Set problem: Show each line from the listing that includes the word "name".

--- begin ---

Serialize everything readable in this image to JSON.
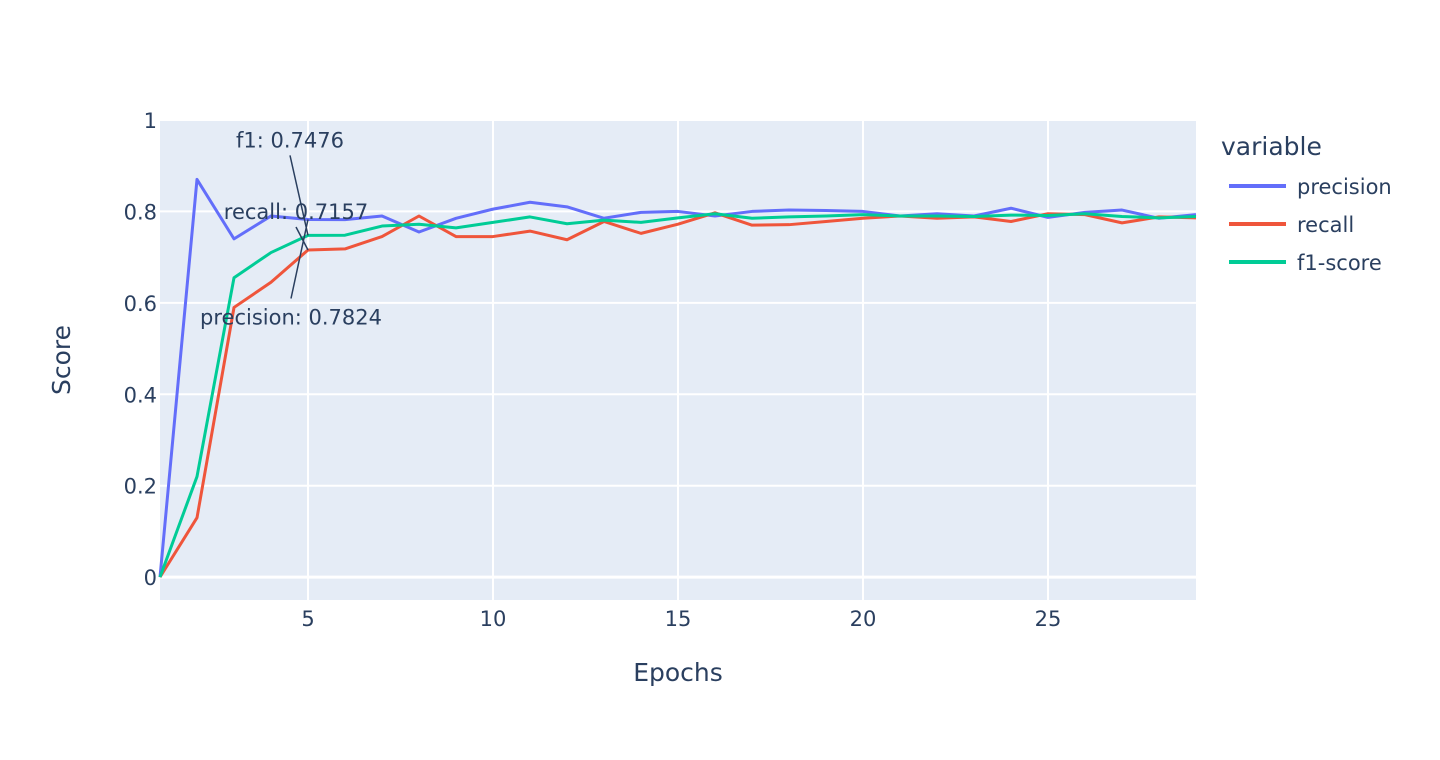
{
  "chart_data": {
    "type": "line",
    "xlabel": "Epochs",
    "ylabel": "Score",
    "xlim": [
      1,
      29
    ],
    "ylim": [
      -0.05,
      1.0
    ],
    "x_ticks": [
      5,
      10,
      15,
      20,
      25
    ],
    "y_ticks": [
      0,
      0.2,
      0.4,
      0.6,
      0.8,
      1
    ],
    "y_tick_labels": [
      "0",
      "0.2",
      "0.4",
      "0.6",
      "0.8",
      "1"
    ],
    "grid": true,
    "legend": {
      "title": "variable",
      "position": "right"
    },
    "x": [
      1,
      2,
      3,
      4,
      5,
      6,
      7,
      8,
      9,
      10,
      11,
      12,
      13,
      14,
      15,
      16,
      17,
      18,
      19,
      20,
      21,
      22,
      23,
      24,
      25,
      26,
      27,
      28,
      29
    ],
    "series": [
      {
        "name": "precision",
        "color": "#636efa",
        "values": [
          0.0,
          0.87,
          0.74,
          0.79,
          0.7824,
          0.782,
          0.79,
          0.755,
          0.785,
          0.805,
          0.82,
          0.81,
          0.785,
          0.798,
          0.8,
          0.79,
          0.8,
          0.803,
          0.802,
          0.8,
          0.79,
          0.795,
          0.79,
          0.807,
          0.787,
          0.798,
          0.803,
          0.785,
          0.793
        ]
      },
      {
        "name": "recall",
        "color": "#ef553b",
        "values": [
          0.0,
          0.13,
          0.59,
          0.645,
          0.7157,
          0.718,
          0.745,
          0.79,
          0.745,
          0.745,
          0.757,
          0.738,
          0.778,
          0.752,
          0.772,
          0.797,
          0.77,
          0.771,
          0.778,
          0.785,
          0.79,
          0.785,
          0.788,
          0.778,
          0.795,
          0.793,
          0.775,
          0.788,
          0.786
        ]
      },
      {
        "name": "f1-score",
        "color": "#00cc96",
        "values": [
          0.0,
          0.22,
          0.655,
          0.71,
          0.7476,
          0.748,
          0.768,
          0.772,
          0.764,
          0.776,
          0.788,
          0.773,
          0.781,
          0.776,
          0.786,
          0.795,
          0.785,
          0.788,
          0.79,
          0.793,
          0.79,
          0.79,
          0.789,
          0.792,
          0.791,
          0.795,
          0.789,
          0.786,
          0.789
        ]
      }
    ],
    "annotations": [
      {
        "text": "f1: 0.7476",
        "x": 5,
        "y": 0.7476,
        "anchor": "above"
      },
      {
        "text": "recall: 0.7157",
        "x": 5,
        "y": 0.7157,
        "anchor": "above"
      },
      {
        "text": "precision: 0.7824",
        "x": 5,
        "y": 0.7824,
        "anchor": "below"
      }
    ]
  }
}
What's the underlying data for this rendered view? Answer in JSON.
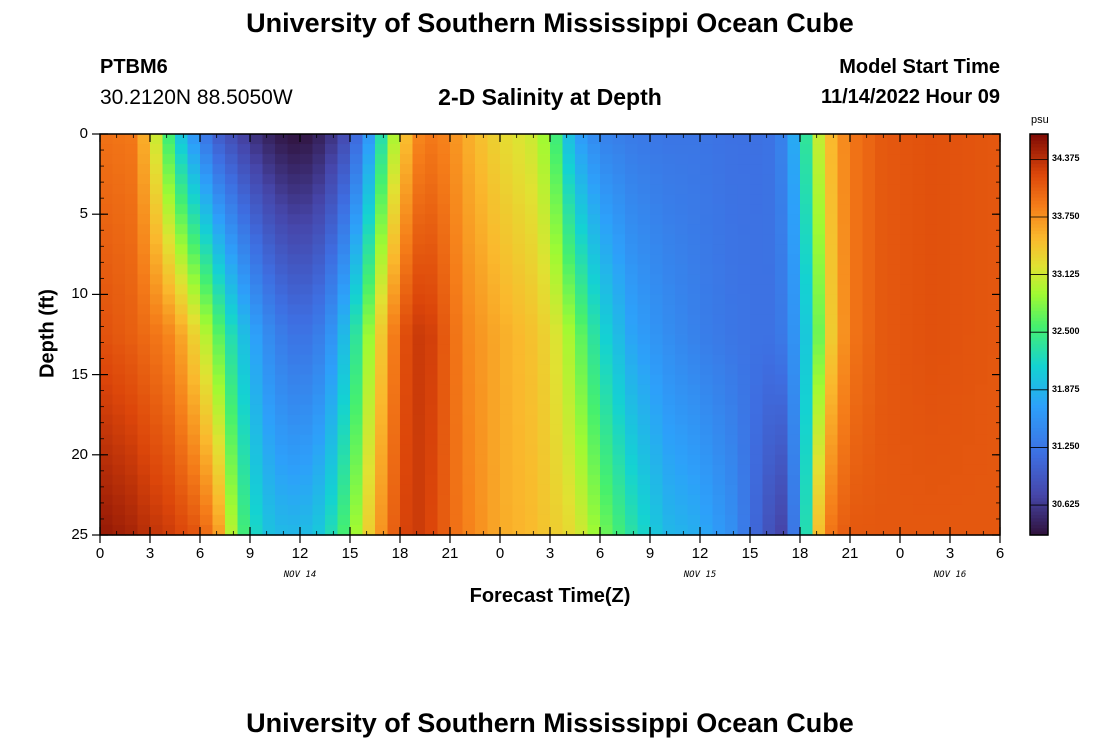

--- end ---

Solution for this exercise:
        "name": "precision",
        "name": "recall",
        "name": "f1-score",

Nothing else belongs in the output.